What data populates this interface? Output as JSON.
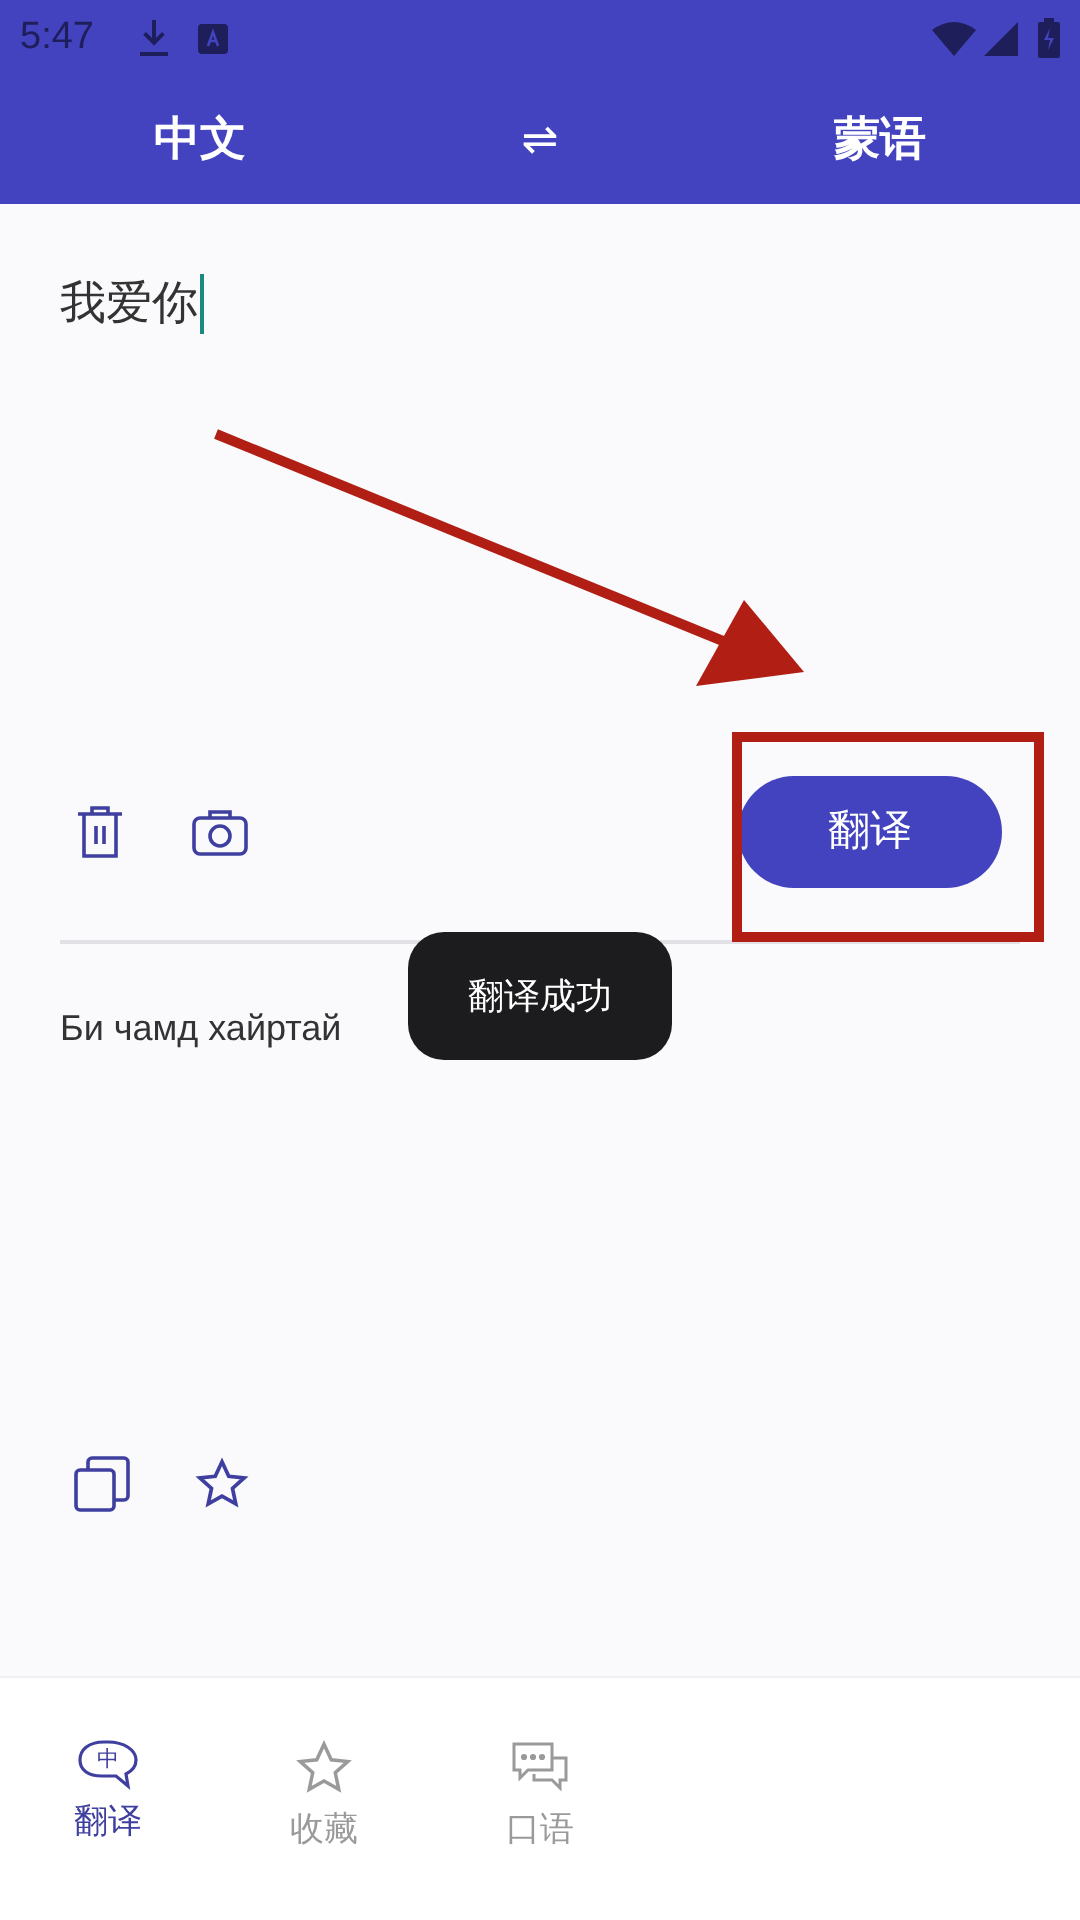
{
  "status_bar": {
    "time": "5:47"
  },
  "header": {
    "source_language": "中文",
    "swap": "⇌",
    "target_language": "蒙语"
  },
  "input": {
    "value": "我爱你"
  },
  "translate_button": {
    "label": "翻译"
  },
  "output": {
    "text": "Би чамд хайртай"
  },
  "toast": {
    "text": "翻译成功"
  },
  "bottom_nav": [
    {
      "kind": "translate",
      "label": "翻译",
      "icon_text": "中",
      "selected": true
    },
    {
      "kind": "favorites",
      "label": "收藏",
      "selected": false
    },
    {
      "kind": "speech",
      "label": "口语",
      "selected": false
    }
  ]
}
━━━━━━━━━━━━━━━━
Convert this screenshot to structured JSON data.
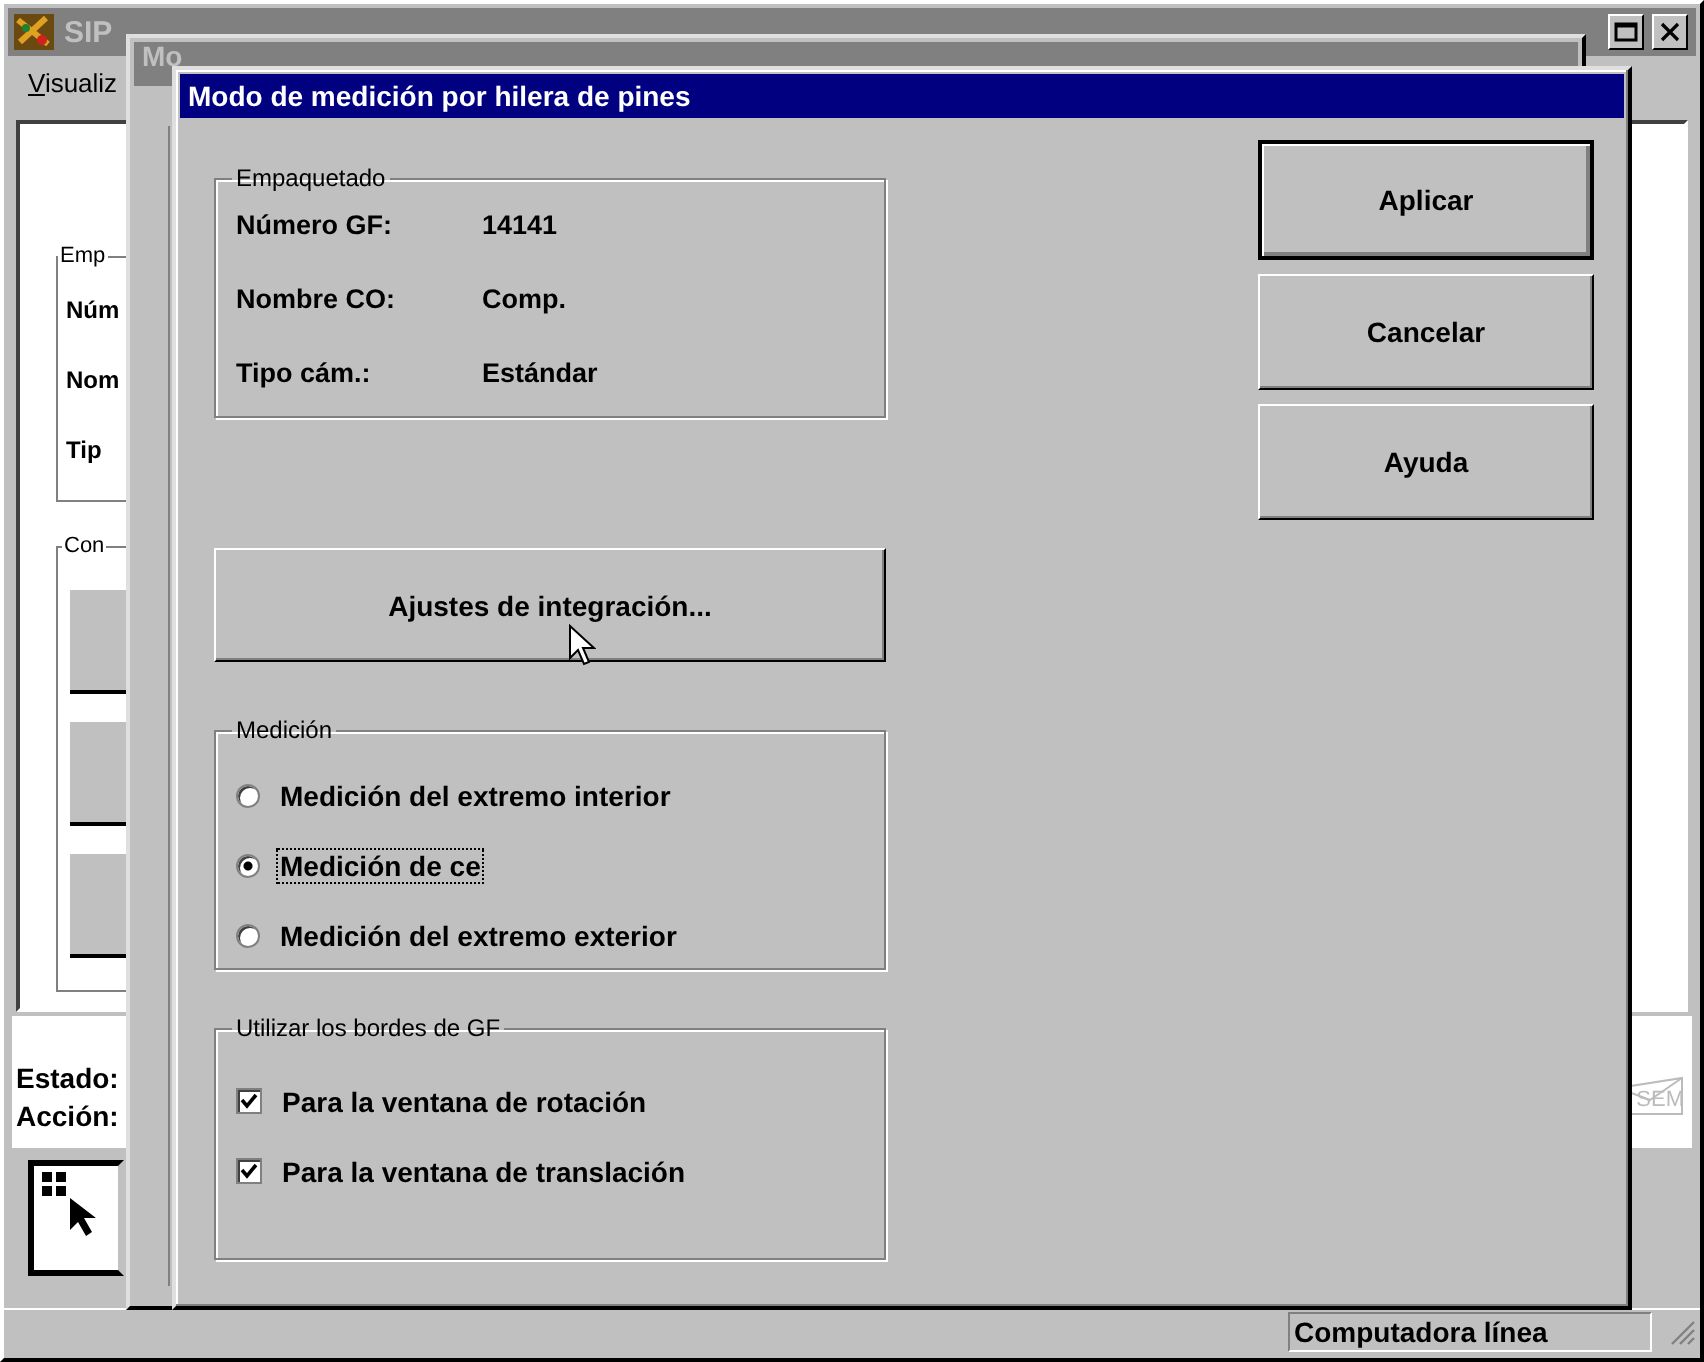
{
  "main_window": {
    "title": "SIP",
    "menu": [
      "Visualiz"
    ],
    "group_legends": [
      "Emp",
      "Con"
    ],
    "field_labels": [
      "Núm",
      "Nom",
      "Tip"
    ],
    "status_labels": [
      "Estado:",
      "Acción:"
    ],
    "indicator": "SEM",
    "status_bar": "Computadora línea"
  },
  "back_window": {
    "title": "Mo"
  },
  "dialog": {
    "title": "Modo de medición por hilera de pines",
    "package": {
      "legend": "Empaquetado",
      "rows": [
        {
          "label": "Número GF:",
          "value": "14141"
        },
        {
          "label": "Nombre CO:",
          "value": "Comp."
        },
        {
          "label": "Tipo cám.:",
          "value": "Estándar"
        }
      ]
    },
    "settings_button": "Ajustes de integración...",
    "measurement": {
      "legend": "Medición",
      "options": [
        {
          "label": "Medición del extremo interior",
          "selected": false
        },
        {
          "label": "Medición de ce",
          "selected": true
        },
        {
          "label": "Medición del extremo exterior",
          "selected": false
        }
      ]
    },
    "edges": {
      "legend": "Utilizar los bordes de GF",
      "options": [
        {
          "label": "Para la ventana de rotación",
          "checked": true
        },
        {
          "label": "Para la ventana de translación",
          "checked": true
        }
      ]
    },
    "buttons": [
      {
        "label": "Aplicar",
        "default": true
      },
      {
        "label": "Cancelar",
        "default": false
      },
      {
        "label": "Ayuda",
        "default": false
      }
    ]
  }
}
━━━━━━━━━━━━━━━━
* Exercise directions
List the lines of the material in which the word "ventana" occurs.

* Result of the task
          "label": "Para la ventana de rotación",
          "label": "Para la ventana de translación",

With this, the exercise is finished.